++++ RECORDS FOR THE TASK ++++
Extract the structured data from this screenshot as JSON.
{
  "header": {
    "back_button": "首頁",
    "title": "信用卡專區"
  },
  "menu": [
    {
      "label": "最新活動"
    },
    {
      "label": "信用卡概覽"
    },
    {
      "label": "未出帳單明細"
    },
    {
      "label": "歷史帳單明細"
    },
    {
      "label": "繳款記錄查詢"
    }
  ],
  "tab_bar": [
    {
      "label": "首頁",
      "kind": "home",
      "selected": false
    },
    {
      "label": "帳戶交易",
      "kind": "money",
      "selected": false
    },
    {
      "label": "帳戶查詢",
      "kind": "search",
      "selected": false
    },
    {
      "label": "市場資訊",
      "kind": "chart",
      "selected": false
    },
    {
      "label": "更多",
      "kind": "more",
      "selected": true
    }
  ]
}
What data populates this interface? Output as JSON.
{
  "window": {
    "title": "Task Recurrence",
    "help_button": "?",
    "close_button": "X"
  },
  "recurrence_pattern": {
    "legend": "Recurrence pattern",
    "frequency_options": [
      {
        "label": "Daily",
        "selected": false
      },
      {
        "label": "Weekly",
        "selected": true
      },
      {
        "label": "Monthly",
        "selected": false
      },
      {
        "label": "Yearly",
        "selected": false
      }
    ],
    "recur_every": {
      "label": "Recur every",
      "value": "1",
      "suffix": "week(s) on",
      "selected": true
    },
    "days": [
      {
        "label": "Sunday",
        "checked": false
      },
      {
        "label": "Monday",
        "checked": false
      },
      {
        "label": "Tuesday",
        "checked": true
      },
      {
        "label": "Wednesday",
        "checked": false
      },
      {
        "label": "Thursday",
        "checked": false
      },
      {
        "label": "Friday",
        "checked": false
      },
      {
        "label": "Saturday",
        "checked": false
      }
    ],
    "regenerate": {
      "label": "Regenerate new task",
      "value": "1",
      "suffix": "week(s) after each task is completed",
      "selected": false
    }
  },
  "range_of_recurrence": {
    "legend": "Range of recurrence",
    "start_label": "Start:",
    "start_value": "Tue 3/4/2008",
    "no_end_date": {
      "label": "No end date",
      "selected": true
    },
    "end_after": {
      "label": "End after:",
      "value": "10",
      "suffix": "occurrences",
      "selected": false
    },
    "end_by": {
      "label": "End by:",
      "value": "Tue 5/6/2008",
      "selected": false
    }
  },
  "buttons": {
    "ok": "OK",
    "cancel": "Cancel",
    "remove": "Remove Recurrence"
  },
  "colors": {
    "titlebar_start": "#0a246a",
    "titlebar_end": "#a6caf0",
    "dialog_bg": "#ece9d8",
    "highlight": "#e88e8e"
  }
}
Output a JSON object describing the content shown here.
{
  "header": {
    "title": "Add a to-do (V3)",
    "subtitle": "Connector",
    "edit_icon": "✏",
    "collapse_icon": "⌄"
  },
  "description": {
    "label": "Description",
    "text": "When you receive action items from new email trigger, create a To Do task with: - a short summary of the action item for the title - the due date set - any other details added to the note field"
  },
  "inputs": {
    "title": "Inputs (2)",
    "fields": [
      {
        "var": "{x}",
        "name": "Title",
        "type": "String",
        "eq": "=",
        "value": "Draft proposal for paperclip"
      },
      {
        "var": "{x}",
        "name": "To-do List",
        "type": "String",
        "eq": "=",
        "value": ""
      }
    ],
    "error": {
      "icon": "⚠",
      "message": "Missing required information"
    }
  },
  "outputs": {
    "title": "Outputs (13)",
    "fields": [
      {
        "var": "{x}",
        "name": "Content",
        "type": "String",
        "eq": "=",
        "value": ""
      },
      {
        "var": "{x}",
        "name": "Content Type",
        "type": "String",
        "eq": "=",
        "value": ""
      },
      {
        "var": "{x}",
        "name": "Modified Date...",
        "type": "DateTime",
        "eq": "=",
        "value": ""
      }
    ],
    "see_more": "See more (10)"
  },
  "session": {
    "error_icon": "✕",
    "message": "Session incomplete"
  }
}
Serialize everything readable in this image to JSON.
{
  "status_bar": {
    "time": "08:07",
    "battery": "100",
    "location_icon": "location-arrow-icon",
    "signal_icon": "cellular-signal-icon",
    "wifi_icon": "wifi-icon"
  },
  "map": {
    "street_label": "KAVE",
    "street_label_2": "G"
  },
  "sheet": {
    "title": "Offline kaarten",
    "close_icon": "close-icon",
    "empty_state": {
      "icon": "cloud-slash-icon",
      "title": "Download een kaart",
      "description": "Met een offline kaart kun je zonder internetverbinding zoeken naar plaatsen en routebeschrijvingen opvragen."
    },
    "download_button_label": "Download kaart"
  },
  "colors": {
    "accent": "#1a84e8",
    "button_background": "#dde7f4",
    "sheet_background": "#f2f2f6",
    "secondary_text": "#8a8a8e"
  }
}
++++
TASK INSTRUCTIONS: Select and copy each line from the data that includes the word "message".

SOLUTION TO THE PROBLEM:
      "message": "Missing required information"
    "message": "Session incomplete"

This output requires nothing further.